■ Extracted records:

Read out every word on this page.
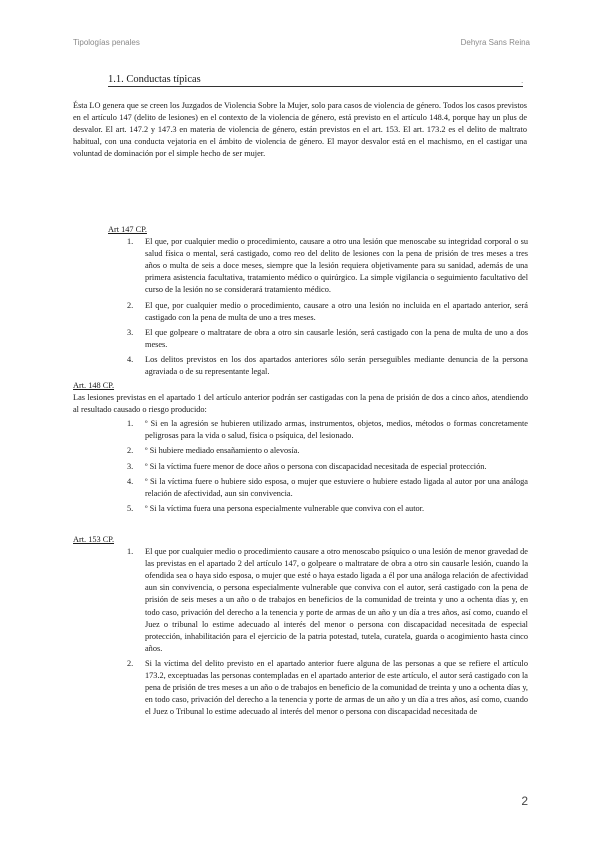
Tipologías penales	Dehyra Sans Reina
1.1. Conductas típicas	.
Ésta LO genera que se creen los Juzgados de Violencia Sobre la Mujer, solo para casos de violencia de género. Todos los casos previstos en el artículo 147 (delito de lesiones) en el contexto de la violencia de género, está previsto en el artículo 148.4, porque hay un plus de desvalor. El art. 147.2 y 147.3 en materia de violencia de género, están previstos en el art. 153. El art. 173.2 es el delito de maltrato habitual, con una conducta vejatoria en el ámbito de violencia de género. El mayor desvalor está en el machismo, en el castigar una voluntad de dominación por el simple hecho de ser mujer.
Art 147 CP.
1. El que, por cualquier medio o procedimiento, causare a otro una lesión que menoscabe su integridad corporal o su salud física o mental, será castigado, como reo del delito de lesiones con la pena de prisión de tres meses a tres años o multa de seis a doce meses, siempre que la lesión requiera objetivamente para su sanidad, además de una primera asistencia facultativa, tratamiento médico o quirúrgico. La simple vigilancia o seguimiento facultativo del curso de la lesión no se considerará tratamiento médico.
2. El que, por cualquier medio o procedimiento, causare a otro una lesión no incluida en el apartado anterior, será castigado con la pena de multa de uno a tres meses.
3. El que golpeare o maltratare de obra a otro sin causarle lesión, será castigado con la pena de multa de uno a dos meses.
4. Los delitos previstos en los dos apartados anteriores sólo serán perseguibles mediante denuncia de la persona agraviada o de su representante legal.
Art. 148 CP.
Las lesiones previstas en el apartado 1 del artículo anterior podrán ser castigadas con la pena de prisión de dos a cinco años, atendiendo al resultado causado o riesgo producido:
1. º Si en la agresión se hubieren utilizado armas, instrumentos, objetos, medios, métodos o formas concretamente peligrosas para la vida o salud, física o psíquica, del lesionado.
2. º Si hubiere mediado ensañamiento o alevosía.
3. º Si la víctima fuere menor de doce años o persona con discapacidad necesitada de especial protección.
4. º Si la víctima fuere o hubiere sido esposa, o mujer que estuviere o hubiere estado ligada al autor por una análoga relación de afectividad, aun sin convivencia.
5. º Si la víctima fuera una persona especialmente vulnerable que conviva con el autor.
Art. 153 CP.
1. El que por cualquier medio o procedimiento causare a otro menoscabo psíquico o una lesión de menor gravedad de las previstas en el apartado 2 del artículo 147, o golpeare o maltratare de obra a otro sin causarle lesión, cuando la ofendida sea o haya sido esposa, o mujer que esté o haya estado ligada a él por una análoga relación de afectividad aun sin convivencia, o persona especialmente vulnerable que conviva con el autor, será castigado con la pena de prisión de seis meses a un año o de trabajos en beneficios de la comunidad de treinta y uno a ochenta días y, en todo caso, privación del derecho a la tenencia y porte de armas de un año y un día a tres años, así como, cuando el Juez o tribunal lo estime adecuado al interés del menor o persona con discapacidad necesitada de especial protección, inhabilitación para el ejercicio de la patria potestad, tutela, curatela, guarda o acogimiento hasta cinco años.
2. Si la víctima del delito previsto en el apartado anterior fuere alguna de las personas a que se refiere el artículo 173.2, exceptuadas las personas contempladas en el apartado anterior de este artículo, el autor será castigado con la pena de prisión de tres meses a un año o de trabajos en beneficio de la comunidad de treinta y uno a ochenta días y, en todo caso, privación del derecho a la tenencia y porte de armas de un año y un día a tres años, así como, cuando el Juez o Tribunal lo estime adecuado al interés del menor o persona con discapacidad necesitada de
2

■ Direction: Could you reproduce every record above exactly, leaving out the pictures?

■ Full solution:
Read out every word on this page.
Tipologías penales	Dehyra Sans Reina
1.1. Conductas típicas	.
Ésta LO genera que se creen los Juzgados de Violencia Sobre la Mujer, solo para casos de violencia de género. Todos los casos previstos en el artículo 147 (delito de lesiones) en el contexto de la violencia de género, está previsto en el artículo 148.4, porque hay un plus de desvalor. El art. 147.2 y 147.3 en materia de violencia de género, están previstos en el art. 153. El art. 173.2 es el delito de maltrato habitual, con una conducta vejatoria en el ámbito de violencia de género. El mayor desvalor está en el machismo, en el castigar una voluntad de dominación por el simple hecho de ser mujer.
Art 147 CP.
1. El que, por cualquier medio o procedimiento, causare a otro una lesión que menoscabe su integridad corporal o su salud física o mental, será castigado, como reo del delito de lesiones con la pena de prisión de tres meses a tres años o multa de seis a doce meses, siempre que la lesión requiera objetivamente para su sanidad, además de una primera asistencia facultativa, tratamiento médico o quirúrgico. La simple vigilancia o seguimiento facultativo del curso de la lesión no se considerará tratamiento médico.
2. El que, por cualquier medio o procedimiento, causare a otro una lesión no incluida en el apartado anterior, será castigado con la pena de multa de uno a tres meses.
3. El que golpeare o maltratare de obra a otro sin causarle lesión, será castigado con la pena de multa de uno a dos meses.
4. Los delitos previstos en los dos apartados anteriores sólo serán perseguibles mediante denuncia de la persona agraviada o de su representante legal.
Art. 148 CP.
Las lesiones previstas en el apartado 1 del artículo anterior podrán ser castigadas con la pena de prisión de dos a cinco años, atendiendo al resultado causado o riesgo producido:
1. º Si en la agresión se hubieren utilizado armas, instrumentos, objetos, medios, métodos o formas concretamente peligrosas para la vida o salud, física o psíquica, del lesionado.
2. º Si hubiere mediado ensañamiento o alevosía.
3. º Si la víctima fuere menor de doce años o persona con discapacidad necesitada de especial protección.
4. º Si la víctima fuere o hubiere sido esposa, o mujer que estuviere o hubiere estado ligada al autor por una análoga relación de afectividad, aun sin convivencia.
5. º Si la víctima fuera una persona especialmente vulnerable que conviva con el autor.
Art. 153 CP.
1. El que por cualquier medio o procedimiento causare a otro menoscabo psíquico o una lesión de menor gravedad de las previstas en el apartado 2 del artículo 147, o golpeare o maltratare de obra a otro sin causarle lesión, cuando la ofendida sea o haya sido esposa, o mujer que esté o haya estado ligada a él por una análoga relación de afectividad aun sin convivencia, o persona especialmente vulnerable que conviva con el autor, será castigado con la pena de prisión de seis meses a un año o de trabajos en beneficios de la comunidad de treinta y uno a ochenta días y, en todo caso, privación del derecho a la tenencia y porte de armas de un año y un día a tres años, así como, cuando el Juez o tribunal lo estime adecuado al interés del menor o persona con discapacidad necesitada de especial protección, inhabilitación para el ejercicio de la patria potestad, tutela, curatela, guarda o acogimiento hasta cinco años.
2. Si la víctima del delito previsto en el apartado anterior fuere alguna de las personas a que se refiere el artículo 173.2, exceptuadas las personas contempladas en el apartado anterior de este artículo, el autor será castigado con la pena de prisión de tres meses a un año o de trabajos en beneficio de la comunidad de treinta y uno a ochenta días y, en todo caso, privación del derecho a la tenencia y porte de armas de un año y un día a tres años, así como, cuando el Juez o Tribunal lo estime adecuado al interés del menor o persona con discapacidad necesitada de
2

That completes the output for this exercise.